(Collected data entries)

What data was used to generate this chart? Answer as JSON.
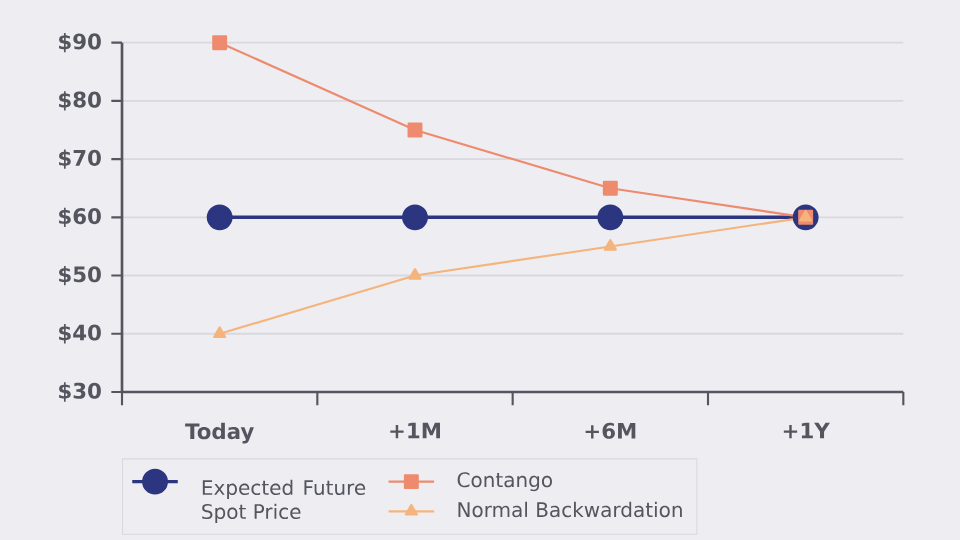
{
  "chart_data": {
    "type": "line",
    "categories": [
      "Today",
      "+1M",
      "+6M",
      "+1Y"
    ],
    "series": [
      {
        "name": "Expected Future Spot Price",
        "color": "#2b3580",
        "marker": "circle",
        "values": [
          60,
          60,
          60,
          60
        ]
      },
      {
        "name": "Contango",
        "color": "#ee8a6e",
        "marker": "square",
        "values": [
          90,
          75,
          65,
          60
        ]
      },
      {
        "name": "Normal Backwardation",
        "color": "#f4b47c",
        "marker": "triangle",
        "values": [
          40,
          50,
          55,
          60
        ]
      }
    ],
    "ylim": [
      30,
      90
    ],
    "yticks": [
      {
        "value": 30,
        "label": "$30"
      },
      {
        "value": 40,
        "label": "$40"
      },
      {
        "value": 50,
        "label": "$50"
      },
      {
        "value": 60,
        "label": "$60"
      },
      {
        "value": 70,
        "label": "$70"
      },
      {
        "value": 80,
        "label": "$80"
      },
      {
        "value": 90,
        "label": "$90"
      }
    ],
    "grid": "y",
    "legend": "bottom left"
  }
}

▶ **Exercise directions**
What is the number of lines in the listing that contain the string "marker"? Reply with that number alone.

▶ **Answer below**
3